Data extracted from a collection:
====================
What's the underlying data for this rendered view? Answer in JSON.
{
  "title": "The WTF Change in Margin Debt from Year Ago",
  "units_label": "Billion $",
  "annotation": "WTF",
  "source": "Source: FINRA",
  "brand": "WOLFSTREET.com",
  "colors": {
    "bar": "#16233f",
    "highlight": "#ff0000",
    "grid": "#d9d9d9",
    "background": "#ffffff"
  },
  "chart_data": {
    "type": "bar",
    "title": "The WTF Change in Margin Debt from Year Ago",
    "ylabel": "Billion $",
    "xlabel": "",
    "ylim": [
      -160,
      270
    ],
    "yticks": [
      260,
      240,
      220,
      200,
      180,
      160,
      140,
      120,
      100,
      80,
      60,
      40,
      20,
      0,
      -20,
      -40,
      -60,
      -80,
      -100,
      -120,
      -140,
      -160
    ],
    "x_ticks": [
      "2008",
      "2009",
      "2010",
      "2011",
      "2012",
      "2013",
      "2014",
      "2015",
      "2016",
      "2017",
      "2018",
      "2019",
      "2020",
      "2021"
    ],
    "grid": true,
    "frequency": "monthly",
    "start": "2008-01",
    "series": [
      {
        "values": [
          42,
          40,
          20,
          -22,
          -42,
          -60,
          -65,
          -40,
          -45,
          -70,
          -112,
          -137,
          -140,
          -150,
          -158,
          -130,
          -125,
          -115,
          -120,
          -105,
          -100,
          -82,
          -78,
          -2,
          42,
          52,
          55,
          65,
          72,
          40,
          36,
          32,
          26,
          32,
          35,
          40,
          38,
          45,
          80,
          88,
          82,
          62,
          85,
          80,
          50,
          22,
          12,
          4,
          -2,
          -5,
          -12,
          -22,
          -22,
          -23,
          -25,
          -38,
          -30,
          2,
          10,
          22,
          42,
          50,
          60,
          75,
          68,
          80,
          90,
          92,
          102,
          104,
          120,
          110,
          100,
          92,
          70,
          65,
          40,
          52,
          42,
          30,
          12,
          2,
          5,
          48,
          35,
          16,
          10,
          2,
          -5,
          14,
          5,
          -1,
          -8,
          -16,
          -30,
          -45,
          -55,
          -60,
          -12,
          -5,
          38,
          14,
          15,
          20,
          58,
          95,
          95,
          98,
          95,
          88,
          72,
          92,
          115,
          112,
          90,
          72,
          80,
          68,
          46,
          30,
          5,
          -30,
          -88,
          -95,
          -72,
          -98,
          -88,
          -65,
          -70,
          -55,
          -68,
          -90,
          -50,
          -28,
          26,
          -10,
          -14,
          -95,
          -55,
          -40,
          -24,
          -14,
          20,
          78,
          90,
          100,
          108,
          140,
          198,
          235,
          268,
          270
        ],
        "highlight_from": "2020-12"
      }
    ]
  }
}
====================
_What is needed:_
Count up the lines in the listing that hold the word "Year", and give that number only.

_Solved exercise:_
2